# start of Exercise data
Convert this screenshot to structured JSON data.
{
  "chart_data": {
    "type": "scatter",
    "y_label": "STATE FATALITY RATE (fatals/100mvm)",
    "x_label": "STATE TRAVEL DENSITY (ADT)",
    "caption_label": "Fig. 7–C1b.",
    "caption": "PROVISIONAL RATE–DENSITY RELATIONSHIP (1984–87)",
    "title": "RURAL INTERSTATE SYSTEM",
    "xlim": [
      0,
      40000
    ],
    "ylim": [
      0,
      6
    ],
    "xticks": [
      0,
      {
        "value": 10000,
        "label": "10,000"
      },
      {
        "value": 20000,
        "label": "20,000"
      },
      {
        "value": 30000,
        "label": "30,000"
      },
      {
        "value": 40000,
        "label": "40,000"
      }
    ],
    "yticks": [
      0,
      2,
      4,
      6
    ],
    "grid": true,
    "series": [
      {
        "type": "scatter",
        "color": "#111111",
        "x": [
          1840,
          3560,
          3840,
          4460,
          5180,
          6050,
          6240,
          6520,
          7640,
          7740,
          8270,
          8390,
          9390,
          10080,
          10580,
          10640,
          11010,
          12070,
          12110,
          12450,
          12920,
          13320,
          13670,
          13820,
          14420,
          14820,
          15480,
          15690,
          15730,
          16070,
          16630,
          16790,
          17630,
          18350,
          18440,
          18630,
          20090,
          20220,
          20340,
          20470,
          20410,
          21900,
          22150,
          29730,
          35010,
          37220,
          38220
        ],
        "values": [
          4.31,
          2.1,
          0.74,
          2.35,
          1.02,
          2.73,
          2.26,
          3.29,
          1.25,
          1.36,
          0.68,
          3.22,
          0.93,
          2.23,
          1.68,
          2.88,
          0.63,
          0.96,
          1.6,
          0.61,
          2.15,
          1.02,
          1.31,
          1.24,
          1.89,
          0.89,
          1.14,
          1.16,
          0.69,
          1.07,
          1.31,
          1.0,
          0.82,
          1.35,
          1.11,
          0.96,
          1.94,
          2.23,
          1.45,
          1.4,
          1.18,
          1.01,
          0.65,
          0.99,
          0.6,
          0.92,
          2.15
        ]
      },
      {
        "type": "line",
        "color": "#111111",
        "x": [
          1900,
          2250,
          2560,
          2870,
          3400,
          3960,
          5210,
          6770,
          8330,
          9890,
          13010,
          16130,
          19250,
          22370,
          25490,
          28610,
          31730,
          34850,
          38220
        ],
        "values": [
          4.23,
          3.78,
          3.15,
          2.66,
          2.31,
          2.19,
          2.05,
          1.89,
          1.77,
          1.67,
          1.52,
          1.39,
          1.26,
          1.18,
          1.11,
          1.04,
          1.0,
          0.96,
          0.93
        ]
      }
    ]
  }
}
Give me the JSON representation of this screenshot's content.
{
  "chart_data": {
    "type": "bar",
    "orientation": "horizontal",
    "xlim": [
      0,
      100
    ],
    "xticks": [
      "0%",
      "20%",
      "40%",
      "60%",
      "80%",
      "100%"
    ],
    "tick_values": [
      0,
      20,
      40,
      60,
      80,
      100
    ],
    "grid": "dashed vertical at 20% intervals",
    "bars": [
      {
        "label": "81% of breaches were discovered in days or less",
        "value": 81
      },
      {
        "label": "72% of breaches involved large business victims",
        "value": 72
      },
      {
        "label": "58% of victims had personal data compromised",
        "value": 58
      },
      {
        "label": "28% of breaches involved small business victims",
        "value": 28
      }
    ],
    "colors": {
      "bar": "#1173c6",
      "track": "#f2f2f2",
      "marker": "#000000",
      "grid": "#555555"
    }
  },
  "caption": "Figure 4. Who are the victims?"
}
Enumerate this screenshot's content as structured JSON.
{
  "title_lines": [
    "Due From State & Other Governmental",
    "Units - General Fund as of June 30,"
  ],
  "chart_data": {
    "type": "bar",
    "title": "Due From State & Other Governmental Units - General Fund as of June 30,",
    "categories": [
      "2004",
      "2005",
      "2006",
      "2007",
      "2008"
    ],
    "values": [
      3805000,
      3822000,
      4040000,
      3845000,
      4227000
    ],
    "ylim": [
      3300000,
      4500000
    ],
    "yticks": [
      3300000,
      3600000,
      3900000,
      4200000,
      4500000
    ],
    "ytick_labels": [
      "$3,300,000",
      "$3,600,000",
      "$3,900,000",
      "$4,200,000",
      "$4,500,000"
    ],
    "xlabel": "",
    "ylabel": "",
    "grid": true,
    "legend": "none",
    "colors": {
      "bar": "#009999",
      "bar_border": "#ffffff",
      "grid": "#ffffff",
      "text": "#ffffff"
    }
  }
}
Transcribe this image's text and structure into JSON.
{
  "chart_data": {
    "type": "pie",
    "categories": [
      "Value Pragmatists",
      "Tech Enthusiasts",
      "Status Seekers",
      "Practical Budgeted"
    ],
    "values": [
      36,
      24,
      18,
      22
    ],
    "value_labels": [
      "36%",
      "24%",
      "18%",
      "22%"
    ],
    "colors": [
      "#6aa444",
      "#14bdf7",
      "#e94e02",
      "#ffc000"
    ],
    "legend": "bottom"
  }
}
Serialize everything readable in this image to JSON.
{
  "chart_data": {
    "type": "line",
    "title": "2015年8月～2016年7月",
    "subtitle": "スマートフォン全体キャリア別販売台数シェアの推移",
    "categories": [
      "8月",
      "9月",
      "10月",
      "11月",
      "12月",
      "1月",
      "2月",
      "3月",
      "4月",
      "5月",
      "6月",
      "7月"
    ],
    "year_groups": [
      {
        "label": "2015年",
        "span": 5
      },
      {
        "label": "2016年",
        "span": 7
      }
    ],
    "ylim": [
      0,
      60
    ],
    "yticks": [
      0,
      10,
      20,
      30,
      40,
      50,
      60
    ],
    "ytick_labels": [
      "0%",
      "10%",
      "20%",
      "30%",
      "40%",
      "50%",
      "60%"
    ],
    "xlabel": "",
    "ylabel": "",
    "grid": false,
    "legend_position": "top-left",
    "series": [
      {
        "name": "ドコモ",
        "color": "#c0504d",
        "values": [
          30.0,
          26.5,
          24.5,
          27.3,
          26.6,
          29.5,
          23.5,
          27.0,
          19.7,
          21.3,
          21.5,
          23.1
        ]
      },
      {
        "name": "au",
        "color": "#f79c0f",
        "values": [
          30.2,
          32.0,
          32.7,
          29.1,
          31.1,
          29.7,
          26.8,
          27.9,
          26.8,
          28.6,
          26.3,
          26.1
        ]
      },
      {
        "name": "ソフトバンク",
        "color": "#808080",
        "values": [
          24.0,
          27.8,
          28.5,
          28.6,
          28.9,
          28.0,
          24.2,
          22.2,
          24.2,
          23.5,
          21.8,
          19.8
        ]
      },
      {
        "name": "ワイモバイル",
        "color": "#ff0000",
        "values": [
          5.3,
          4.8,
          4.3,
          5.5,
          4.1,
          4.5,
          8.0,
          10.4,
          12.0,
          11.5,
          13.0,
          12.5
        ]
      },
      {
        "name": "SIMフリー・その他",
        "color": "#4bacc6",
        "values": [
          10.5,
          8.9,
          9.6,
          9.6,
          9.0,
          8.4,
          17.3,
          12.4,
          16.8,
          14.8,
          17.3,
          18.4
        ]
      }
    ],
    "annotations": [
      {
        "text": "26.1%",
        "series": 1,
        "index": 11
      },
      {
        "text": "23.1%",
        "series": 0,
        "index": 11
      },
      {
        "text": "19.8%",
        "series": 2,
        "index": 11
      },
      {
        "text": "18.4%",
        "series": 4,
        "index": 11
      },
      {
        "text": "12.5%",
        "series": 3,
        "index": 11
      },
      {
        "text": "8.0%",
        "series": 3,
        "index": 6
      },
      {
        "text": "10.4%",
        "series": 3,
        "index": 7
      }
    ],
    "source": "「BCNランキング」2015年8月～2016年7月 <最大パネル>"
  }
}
# end of Exercise data
Your task
What is the number of lines in the data that hold the string "business"? Answer with the number only.

Result
2